**RECORDS SHOWN:**

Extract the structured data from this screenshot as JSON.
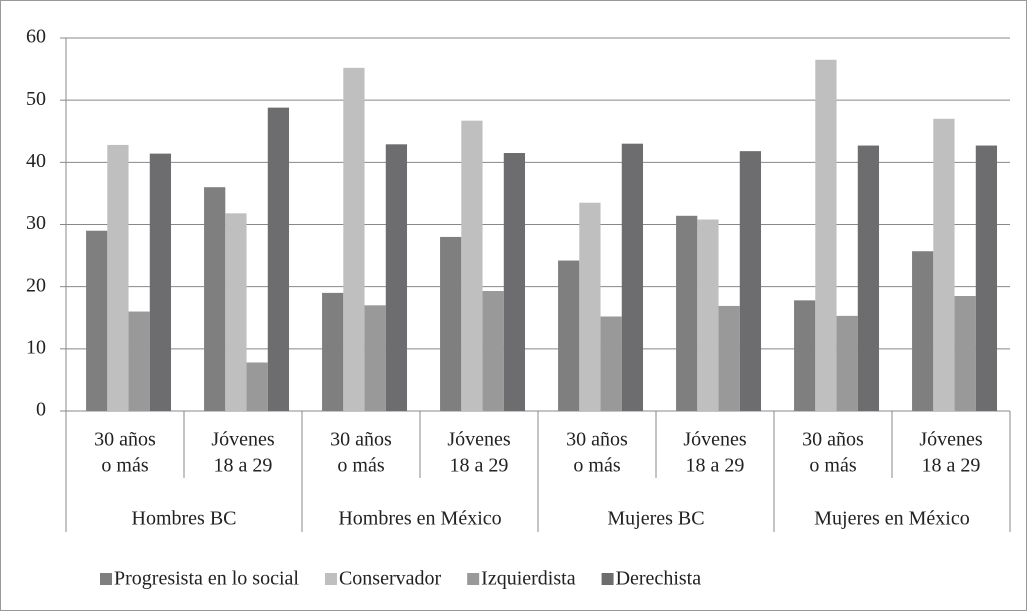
{
  "chart_data": {
    "type": "bar",
    "groups": [
      "Hombres BC",
      "Hombres en México",
      "Mujeres BC",
      "Mujeres en México"
    ],
    "categories": [
      [
        "30 años",
        "o más"
      ],
      [
        "Jóvenes",
        "18 a 29"
      ],
      [
        "30 años",
        "o más"
      ],
      [
        "Jóvenes",
        "18 a 29"
      ],
      [
        "30 años",
        "o más"
      ],
      [
        "Jóvenes",
        "18 a 29"
      ],
      [
        "30 años",
        "o más"
      ],
      [
        "Jóvenes",
        "18 a 29"
      ]
    ],
    "series": [
      {
        "name": "Progresista en lo social",
        "color": "#7f7f7f",
        "values": [
          29,
          36,
          19,
          28,
          24.2,
          31.4,
          17.8,
          25.7
        ]
      },
      {
        "name": "Conservador",
        "color": "#bfbfbf",
        "values": [
          42.8,
          31.8,
          55.2,
          46.7,
          33.5,
          30.8,
          56.5,
          47
        ]
      },
      {
        "name": "Izquierdista",
        "color": "#999999",
        "values": [
          16,
          7.8,
          17,
          19.3,
          15.2,
          16.9,
          15.3,
          18.5
        ]
      },
      {
        "name": "Derechista",
        "color": "#6d6d6f",
        "values": [
          41.4,
          48.8,
          42.9,
          41.5,
          43,
          41.8,
          42.7,
          42.7
        ]
      }
    ],
    "ylim": [
      0,
      60
    ],
    "yticks": [
      0,
      10,
      20,
      30,
      40,
      50,
      60
    ],
    "grid": true,
    "legend": "bottom"
  }
}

**TASK TO CARRY OUT:** Tally up the lines in the preceding listing that contain the string "México". Respond with the number and nothing else.

**ANSWER TO THIS EXERCISE:** 2